--- Short task ---
Go through the entries below and pick out every line with "base".

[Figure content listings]
--- start ---

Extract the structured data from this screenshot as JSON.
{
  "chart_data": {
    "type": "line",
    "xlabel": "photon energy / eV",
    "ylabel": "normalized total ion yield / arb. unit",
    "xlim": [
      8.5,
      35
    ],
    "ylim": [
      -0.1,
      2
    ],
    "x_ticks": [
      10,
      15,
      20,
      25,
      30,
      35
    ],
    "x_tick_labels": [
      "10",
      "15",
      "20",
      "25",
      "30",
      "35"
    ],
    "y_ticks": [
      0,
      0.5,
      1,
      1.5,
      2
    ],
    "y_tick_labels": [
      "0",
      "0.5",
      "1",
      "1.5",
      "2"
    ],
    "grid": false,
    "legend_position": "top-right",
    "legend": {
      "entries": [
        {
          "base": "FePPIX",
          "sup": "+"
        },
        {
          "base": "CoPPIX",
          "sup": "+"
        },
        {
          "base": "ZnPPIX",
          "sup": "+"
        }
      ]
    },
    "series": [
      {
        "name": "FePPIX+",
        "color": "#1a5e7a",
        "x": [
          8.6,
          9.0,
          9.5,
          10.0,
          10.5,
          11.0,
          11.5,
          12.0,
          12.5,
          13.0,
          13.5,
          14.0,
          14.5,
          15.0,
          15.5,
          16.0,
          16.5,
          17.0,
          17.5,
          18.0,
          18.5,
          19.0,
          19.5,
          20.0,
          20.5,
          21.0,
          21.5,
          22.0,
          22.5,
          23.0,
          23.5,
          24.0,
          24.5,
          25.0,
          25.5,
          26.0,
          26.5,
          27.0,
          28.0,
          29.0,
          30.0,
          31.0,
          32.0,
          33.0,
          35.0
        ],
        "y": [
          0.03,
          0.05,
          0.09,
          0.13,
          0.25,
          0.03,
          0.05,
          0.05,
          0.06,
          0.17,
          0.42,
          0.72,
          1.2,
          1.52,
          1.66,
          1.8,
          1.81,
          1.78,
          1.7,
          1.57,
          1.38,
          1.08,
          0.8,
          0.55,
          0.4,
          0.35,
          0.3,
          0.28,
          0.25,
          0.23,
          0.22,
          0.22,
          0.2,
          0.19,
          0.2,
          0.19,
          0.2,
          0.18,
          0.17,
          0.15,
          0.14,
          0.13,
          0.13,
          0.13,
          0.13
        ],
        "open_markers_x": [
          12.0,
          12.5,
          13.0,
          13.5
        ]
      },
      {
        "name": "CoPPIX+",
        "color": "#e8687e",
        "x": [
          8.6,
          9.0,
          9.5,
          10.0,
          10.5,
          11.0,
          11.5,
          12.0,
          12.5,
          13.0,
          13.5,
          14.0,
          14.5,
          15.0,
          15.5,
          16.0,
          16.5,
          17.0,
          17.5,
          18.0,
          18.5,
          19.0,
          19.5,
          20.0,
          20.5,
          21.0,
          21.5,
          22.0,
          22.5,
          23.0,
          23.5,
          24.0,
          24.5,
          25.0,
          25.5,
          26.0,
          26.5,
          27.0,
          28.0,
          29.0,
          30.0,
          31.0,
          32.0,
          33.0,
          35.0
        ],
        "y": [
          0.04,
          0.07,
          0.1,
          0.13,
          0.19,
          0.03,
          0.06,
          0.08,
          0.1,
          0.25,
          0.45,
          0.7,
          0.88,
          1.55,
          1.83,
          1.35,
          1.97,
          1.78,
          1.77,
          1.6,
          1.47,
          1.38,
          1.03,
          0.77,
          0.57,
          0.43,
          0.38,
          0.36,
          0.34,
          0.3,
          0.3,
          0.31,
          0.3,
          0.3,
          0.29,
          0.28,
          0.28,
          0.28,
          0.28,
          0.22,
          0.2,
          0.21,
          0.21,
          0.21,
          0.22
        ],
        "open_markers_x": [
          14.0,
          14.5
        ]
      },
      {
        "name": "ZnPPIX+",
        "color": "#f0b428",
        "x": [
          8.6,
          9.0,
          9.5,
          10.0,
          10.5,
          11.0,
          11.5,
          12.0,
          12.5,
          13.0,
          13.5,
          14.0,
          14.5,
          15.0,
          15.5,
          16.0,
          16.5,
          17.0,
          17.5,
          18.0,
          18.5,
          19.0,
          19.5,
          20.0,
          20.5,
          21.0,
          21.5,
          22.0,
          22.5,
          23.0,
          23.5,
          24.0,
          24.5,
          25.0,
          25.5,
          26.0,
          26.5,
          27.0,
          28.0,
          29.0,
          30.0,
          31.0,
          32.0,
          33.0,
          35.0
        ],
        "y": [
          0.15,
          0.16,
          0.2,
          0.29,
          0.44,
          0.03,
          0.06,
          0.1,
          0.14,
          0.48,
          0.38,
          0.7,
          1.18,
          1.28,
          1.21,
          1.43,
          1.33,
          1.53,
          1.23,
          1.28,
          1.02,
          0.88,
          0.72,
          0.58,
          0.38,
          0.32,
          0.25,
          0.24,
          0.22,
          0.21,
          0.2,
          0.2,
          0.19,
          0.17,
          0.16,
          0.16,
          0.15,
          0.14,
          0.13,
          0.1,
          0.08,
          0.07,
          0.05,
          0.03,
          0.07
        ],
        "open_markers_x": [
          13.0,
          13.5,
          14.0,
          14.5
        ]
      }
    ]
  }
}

--- end ---

--- Reply ---
          "base": "FePPIX",
          "base": "CoPPIX",
          "base": "ZnPPIX",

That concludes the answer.